• [WHAT TO WORK ON] Set down the material below word for word, excluding the pictures.

• [Stored records]
• • • •

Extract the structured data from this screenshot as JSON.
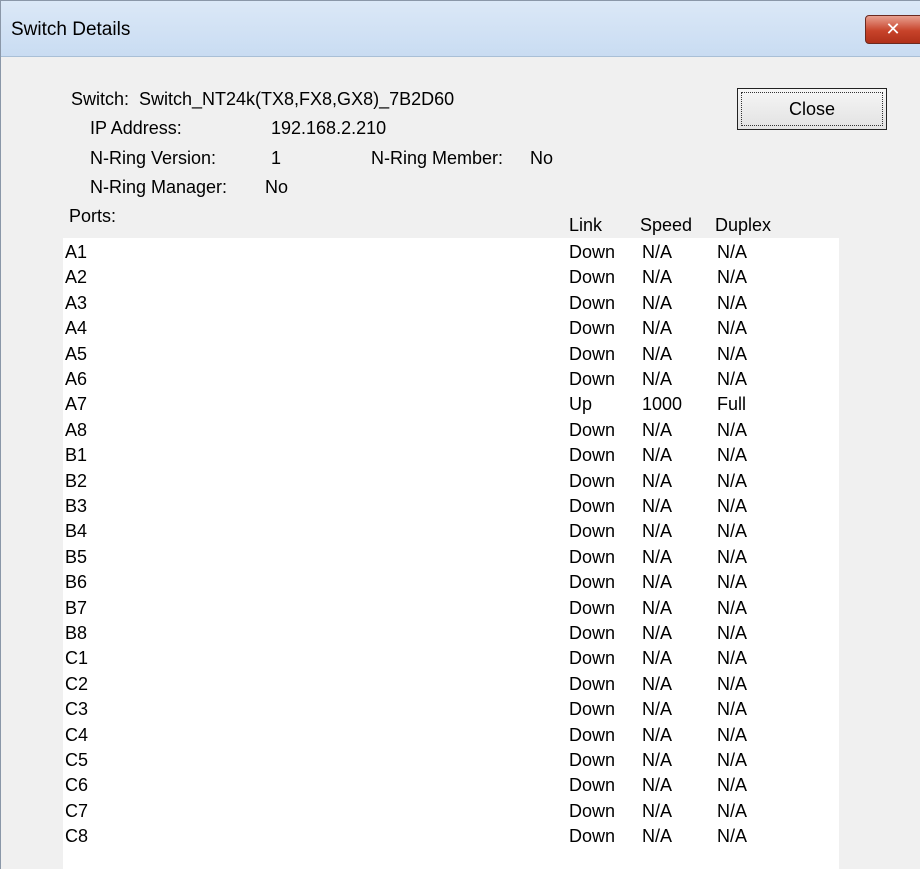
{
  "window": {
    "title": "Switch Details",
    "close_glyph": "✕"
  },
  "info": {
    "switch_label": "Switch:",
    "switch_name": "Switch_NT24k(TX8,FX8,GX8)_7B2D60",
    "ip_label": "IP Address:",
    "ip_value": "192.168.2.210",
    "ring_version_label": "N-Ring Version:",
    "ring_version_value": "1",
    "ring_member_label": "N-Ring Member:",
    "ring_member_value": "No",
    "ring_manager_label": "N-Ring Manager:",
    "ring_manager_value": "No"
  },
  "buttons": {
    "close": "Close"
  },
  "table": {
    "headers": {
      "ports": "Ports:",
      "link": "Link",
      "speed": "Speed",
      "duplex": "Duplex"
    },
    "rows": [
      {
        "port": "A1",
        "link": "Down",
        "speed": "N/A",
        "duplex": "N/A"
      },
      {
        "port": "A2",
        "link": "Down",
        "speed": "N/A",
        "duplex": "N/A"
      },
      {
        "port": "A3",
        "link": "Down",
        "speed": "N/A",
        "duplex": "N/A"
      },
      {
        "port": "A4",
        "link": "Down",
        "speed": "N/A",
        "duplex": "N/A"
      },
      {
        "port": "A5",
        "link": "Down",
        "speed": "N/A",
        "duplex": "N/A"
      },
      {
        "port": "A6",
        "link": "Down",
        "speed": "N/A",
        "duplex": "N/A"
      },
      {
        "port": "A7",
        "link": "Up",
        "speed": "1000",
        "duplex": "Full"
      },
      {
        "port": "A8",
        "link": "Down",
        "speed": "N/A",
        "duplex": "N/A"
      },
      {
        "port": "B1",
        "link": "Down",
        "speed": "N/A",
        "duplex": "N/A"
      },
      {
        "port": "B2",
        "link": "Down",
        "speed": "N/A",
        "duplex": "N/A"
      },
      {
        "port": "B3",
        "link": "Down",
        "speed": "N/A",
        "duplex": "N/A"
      },
      {
        "port": "B4",
        "link": "Down",
        "speed": "N/A",
        "duplex": "N/A"
      },
      {
        "port": "B5",
        "link": "Down",
        "speed": "N/A",
        "duplex": "N/A"
      },
      {
        "port": "B6",
        "link": "Down",
        "speed": "N/A",
        "duplex": "N/A"
      },
      {
        "port": "B7",
        "link": "Down",
        "speed": "N/A",
        "duplex": "N/A"
      },
      {
        "port": "B8",
        "link": "Down",
        "speed": "N/A",
        "duplex": "N/A"
      },
      {
        "port": "C1",
        "link": "Down",
        "speed": "N/A",
        "duplex": "N/A"
      },
      {
        "port": "C2",
        "link": "Down",
        "speed": "N/A",
        "duplex": "N/A"
      },
      {
        "port": "C3",
        "link": "Down",
        "speed": "N/A",
        "duplex": "N/A"
      },
      {
        "port": "C4",
        "link": "Down",
        "speed": "N/A",
        "duplex": "N/A"
      },
      {
        "port": "C5",
        "link": "Down",
        "speed": "N/A",
        "duplex": "N/A"
      },
      {
        "port": "C6",
        "link": "Down",
        "speed": "N/A",
        "duplex": "N/A"
      },
      {
        "port": "C7",
        "link": "Down",
        "speed": "N/A",
        "duplex": "N/A"
      },
      {
        "port": "C8",
        "link": "Down",
        "speed": "N/A",
        "duplex": "N/A"
      }
    ]
  }
}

• • • •

• [SOLVED PROBLEM]
Extract the structured data from this screenshot as JSON.
{
  "window": {
    "title": "Switch Details",
    "close_glyph": "✕"
  },
  "info": {
    "switch_label": "Switch:",
    "switch_name": "Switch_NT24k(TX8,FX8,GX8)_7B2D60",
    "ip_label": "IP Address:",
    "ip_value": "192.168.2.210",
    "ring_version_label": "N-Ring Version:",
    "ring_version_value": "1",
    "ring_member_label": "N-Ring Member:",
    "ring_member_value": "No",
    "ring_manager_label": "N-Ring Manager:",
    "ring_manager_value": "No"
  },
  "buttons": {
    "close": "Close"
  },
  "table": {
    "headers": {
      "ports": "Ports:",
      "link": "Link",
      "speed": "Speed",
      "duplex": "Duplex"
    },
    "rows": [
      {
        "port": "A1",
        "link": "Down",
        "speed": "N/A",
        "duplex": "N/A"
      },
      {
        "port": "A2",
        "link": "Down",
        "speed": "N/A",
        "duplex": "N/A"
      },
      {
        "port": "A3",
        "link": "Down",
        "speed": "N/A",
        "duplex": "N/A"
      },
      {
        "port": "A4",
        "link": "Down",
        "speed": "N/A",
        "duplex": "N/A"
      },
      {
        "port": "A5",
        "link": "Down",
        "speed": "N/A",
        "duplex": "N/A"
      },
      {
        "port": "A6",
        "link": "Down",
        "speed": "N/A",
        "duplex": "N/A"
      },
      {
        "port": "A7",
        "link": "Up",
        "speed": "1000",
        "duplex": "Full"
      },
      {
        "port": "A8",
        "link": "Down",
        "speed": "N/A",
        "duplex": "N/A"
      },
      {
        "port": "B1",
        "link": "Down",
        "speed": "N/A",
        "duplex": "N/A"
      },
      {
        "port": "B2",
        "link": "Down",
        "speed": "N/A",
        "duplex": "N/A"
      },
      {
        "port": "B3",
        "link": "Down",
        "speed": "N/A",
        "duplex": "N/A"
      },
      {
        "port": "B4",
        "link": "Down",
        "speed": "N/A",
        "duplex": "N/A"
      },
      {
        "port": "B5",
        "link": "Down",
        "speed": "N/A",
        "duplex": "N/A"
      },
      {
        "port": "B6",
        "link": "Down",
        "speed": "N/A",
        "duplex": "N/A"
      },
      {
        "port": "B7",
        "link": "Down",
        "speed": "N/A",
        "duplex": "N/A"
      },
      {
        "port": "B8",
        "link": "Down",
        "speed": "N/A",
        "duplex": "N/A"
      },
      {
        "port": "C1",
        "link": "Down",
        "speed": "N/A",
        "duplex": "N/A"
      },
      {
        "port": "C2",
        "link": "Down",
        "speed": "N/A",
        "duplex": "N/A"
      },
      {
        "port": "C3",
        "link": "Down",
        "speed": "N/A",
        "duplex": "N/A"
      },
      {
        "port": "C4",
        "link": "Down",
        "speed": "N/A",
        "duplex": "N/A"
      },
      {
        "port": "C5",
        "link": "Down",
        "speed": "N/A",
        "duplex": "N/A"
      },
      {
        "port": "C6",
        "link": "Down",
        "speed": "N/A",
        "duplex": "N/A"
      },
      {
        "port": "C7",
        "link": "Down",
        "speed": "N/A",
        "duplex": "N/A"
      },
      {
        "port": "C8",
        "link": "Down",
        "speed": "N/A",
        "duplex": "N/A"
      }
    ]
  }
}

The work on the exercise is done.